• _Stored records_:
☆ ☆ ☆ ☆ ☆

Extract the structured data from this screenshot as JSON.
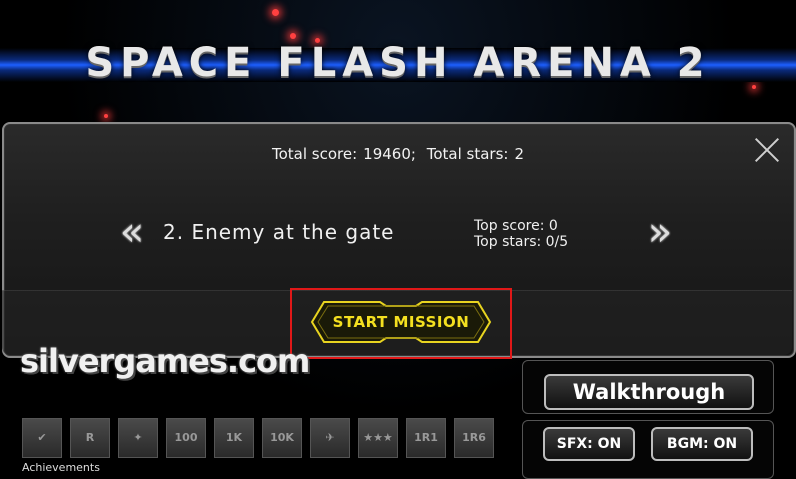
{
  "game_title": "SPACE FLASH ARENA 2",
  "dialog": {
    "total_score_label": "Total score:",
    "total_score": "19460;",
    "total_stars_label": "Total stars:",
    "total_stars": "2",
    "mission_name": "2. Enemy at the gate",
    "top_score_line": "Top score: 0",
    "top_stars_line": "Top stars: 0/5",
    "start_label": "START MISSION",
    "prev_glyph": "«",
    "next_glyph": "»"
  },
  "logo_text": "silvergames.com",
  "side": {
    "walkthrough_label": "Walkthrough",
    "sfx_label": "SFX: ON",
    "bgm_label": "BGM: ON"
  },
  "achievements": {
    "label": "Achievements",
    "badges": [
      "✔",
      "R",
      "✦",
      "100",
      "1K",
      "10K",
      "✈",
      "★★★",
      "1R1",
      "1R6"
    ]
  },
  "colors": {
    "accent": "#f4e020",
    "highlight": "#e01818",
    "stripe": "#1d5fff"
  }
}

☆ ☆ ☆ ☆ ☆

• _Task statement_:
Leave the pictures out and write out every entry exactly as given.

• _Result of this task_:
Extract the structured data from this screenshot as JSON.
{
  "game_title": "SPACE FLASH ARENA 2",
  "dialog": {
    "total_score_label": "Total score:",
    "total_score": "19460;",
    "total_stars_label": "Total stars:",
    "total_stars": "2",
    "mission_name": "2. Enemy at the gate",
    "top_score_line": "Top score: 0",
    "top_stars_line": "Top stars: 0/5",
    "start_label": "START MISSION",
    "prev_glyph": "«",
    "next_glyph": "»"
  },
  "logo_text": "silvergames.com",
  "side": {
    "walkthrough_label": "Walkthrough",
    "sfx_label": "SFX: ON",
    "bgm_label": "BGM: ON"
  },
  "achievements": {
    "label": "Achievements",
    "badges": [
      "✔",
      "R",
      "✦",
      "100",
      "1K",
      "10K",
      "✈",
      "★★★",
      "1R1",
      "1R6"
    ]
  },
  "colors": {
    "accent": "#f4e020",
    "highlight": "#e01818",
    "stripe": "#1d5fff"
  }
}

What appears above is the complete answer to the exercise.